(Figure record extracts)
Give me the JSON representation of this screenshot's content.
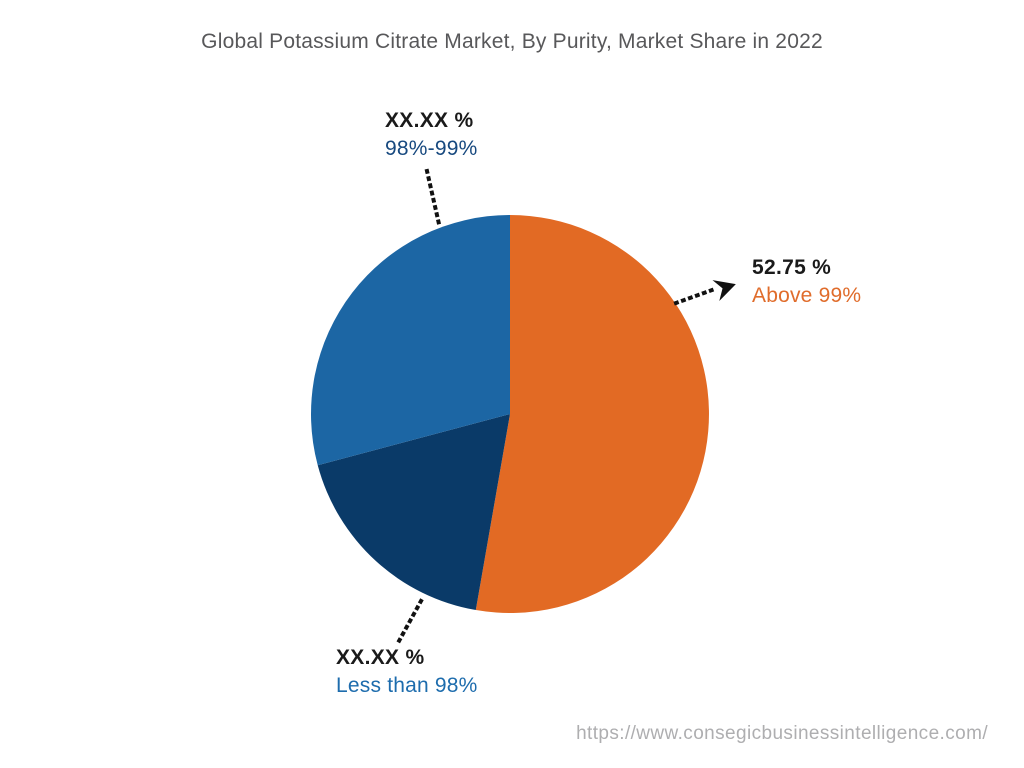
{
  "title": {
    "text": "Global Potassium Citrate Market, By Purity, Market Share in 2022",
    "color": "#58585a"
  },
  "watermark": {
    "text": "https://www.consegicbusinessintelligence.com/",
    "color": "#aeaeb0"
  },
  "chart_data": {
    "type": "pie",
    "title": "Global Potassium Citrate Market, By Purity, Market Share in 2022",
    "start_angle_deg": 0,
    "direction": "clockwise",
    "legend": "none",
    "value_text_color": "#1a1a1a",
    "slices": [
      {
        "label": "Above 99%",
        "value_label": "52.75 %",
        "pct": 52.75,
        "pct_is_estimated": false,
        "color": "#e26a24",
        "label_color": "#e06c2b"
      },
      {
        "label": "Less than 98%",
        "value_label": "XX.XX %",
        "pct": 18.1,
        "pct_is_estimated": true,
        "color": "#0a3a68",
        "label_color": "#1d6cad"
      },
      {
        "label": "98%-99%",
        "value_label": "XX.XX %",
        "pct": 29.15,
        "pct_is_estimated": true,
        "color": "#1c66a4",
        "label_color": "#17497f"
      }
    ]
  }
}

==

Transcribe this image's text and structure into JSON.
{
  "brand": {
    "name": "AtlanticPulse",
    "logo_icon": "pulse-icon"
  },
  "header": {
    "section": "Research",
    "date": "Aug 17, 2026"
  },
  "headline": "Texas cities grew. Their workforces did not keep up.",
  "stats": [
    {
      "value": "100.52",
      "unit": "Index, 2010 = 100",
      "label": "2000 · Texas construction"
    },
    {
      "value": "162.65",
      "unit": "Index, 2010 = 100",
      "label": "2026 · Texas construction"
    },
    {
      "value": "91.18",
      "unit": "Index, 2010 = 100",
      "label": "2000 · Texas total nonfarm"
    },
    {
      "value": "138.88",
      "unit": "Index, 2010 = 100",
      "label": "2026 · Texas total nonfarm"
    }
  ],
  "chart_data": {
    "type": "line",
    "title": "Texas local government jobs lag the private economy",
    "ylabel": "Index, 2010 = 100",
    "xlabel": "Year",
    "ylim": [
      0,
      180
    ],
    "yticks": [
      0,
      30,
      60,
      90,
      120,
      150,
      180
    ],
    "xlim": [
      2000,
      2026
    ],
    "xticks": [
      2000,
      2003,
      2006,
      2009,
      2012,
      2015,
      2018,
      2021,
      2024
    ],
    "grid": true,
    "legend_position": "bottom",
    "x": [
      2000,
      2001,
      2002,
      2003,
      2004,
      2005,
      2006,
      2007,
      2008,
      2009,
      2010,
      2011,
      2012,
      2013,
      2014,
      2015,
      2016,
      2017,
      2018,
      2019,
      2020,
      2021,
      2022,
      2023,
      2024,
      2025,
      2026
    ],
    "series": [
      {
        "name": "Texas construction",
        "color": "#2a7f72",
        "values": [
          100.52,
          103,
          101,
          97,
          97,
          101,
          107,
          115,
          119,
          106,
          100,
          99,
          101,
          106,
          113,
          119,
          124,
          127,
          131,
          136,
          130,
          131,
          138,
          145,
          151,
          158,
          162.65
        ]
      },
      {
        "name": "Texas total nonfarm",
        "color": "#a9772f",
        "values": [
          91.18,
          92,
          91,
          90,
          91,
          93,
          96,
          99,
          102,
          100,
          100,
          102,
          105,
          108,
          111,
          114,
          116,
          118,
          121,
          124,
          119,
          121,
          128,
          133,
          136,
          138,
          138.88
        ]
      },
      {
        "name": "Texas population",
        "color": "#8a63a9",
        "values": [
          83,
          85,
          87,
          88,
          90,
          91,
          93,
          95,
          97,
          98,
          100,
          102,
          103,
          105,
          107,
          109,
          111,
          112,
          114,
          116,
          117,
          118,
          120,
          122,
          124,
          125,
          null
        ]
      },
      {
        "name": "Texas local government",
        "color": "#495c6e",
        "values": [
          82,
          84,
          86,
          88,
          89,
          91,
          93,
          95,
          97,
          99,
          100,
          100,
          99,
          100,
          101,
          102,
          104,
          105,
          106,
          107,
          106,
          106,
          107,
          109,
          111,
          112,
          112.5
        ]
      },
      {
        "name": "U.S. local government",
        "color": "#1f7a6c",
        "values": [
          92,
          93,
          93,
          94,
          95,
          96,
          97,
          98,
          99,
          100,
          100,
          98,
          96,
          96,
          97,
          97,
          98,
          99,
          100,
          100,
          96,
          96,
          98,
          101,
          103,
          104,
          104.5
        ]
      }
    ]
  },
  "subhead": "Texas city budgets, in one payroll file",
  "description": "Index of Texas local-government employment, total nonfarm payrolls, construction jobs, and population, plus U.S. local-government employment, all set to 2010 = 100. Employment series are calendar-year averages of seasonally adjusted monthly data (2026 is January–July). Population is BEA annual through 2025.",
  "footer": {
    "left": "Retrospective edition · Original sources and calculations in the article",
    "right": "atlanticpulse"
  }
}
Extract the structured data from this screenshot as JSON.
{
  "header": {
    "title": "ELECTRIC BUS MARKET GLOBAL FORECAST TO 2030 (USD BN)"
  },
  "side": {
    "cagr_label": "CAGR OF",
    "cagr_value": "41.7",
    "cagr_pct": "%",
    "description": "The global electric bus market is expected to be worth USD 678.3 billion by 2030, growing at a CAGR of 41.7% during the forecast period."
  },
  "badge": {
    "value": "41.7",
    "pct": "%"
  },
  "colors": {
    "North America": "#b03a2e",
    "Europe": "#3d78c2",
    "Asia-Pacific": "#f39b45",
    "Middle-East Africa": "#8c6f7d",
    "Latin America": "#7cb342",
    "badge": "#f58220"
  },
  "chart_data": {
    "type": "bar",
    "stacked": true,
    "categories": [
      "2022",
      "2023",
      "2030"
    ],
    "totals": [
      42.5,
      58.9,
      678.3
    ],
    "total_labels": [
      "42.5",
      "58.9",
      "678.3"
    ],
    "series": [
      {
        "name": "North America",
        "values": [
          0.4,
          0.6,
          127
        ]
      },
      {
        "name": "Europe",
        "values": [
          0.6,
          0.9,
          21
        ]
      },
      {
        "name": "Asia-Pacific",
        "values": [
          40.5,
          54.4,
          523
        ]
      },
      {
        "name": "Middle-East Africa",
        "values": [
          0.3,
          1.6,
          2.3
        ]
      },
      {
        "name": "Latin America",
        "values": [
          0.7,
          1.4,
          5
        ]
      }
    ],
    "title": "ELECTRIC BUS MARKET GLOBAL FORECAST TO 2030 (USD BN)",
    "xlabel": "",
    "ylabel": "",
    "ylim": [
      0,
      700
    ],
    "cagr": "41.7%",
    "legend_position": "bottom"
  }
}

_Instructions for the task_. Isolate the lines above that contain the word "title" and copy them.

_Solution for this problem_.
  "title": {
    "title": "Global Potassium Citrate Market, By Purity, Market Share in 2022",
    "title": "Texas local government jobs lag the private economy",
    "title": "ELECTRIC BUS MARKET GLOBAL FORECAST TO 2030 (USD BN)"
    "title": "ELECTRIC BUS MARKET GLOBAL FORECAST TO 2030 (USD BN)",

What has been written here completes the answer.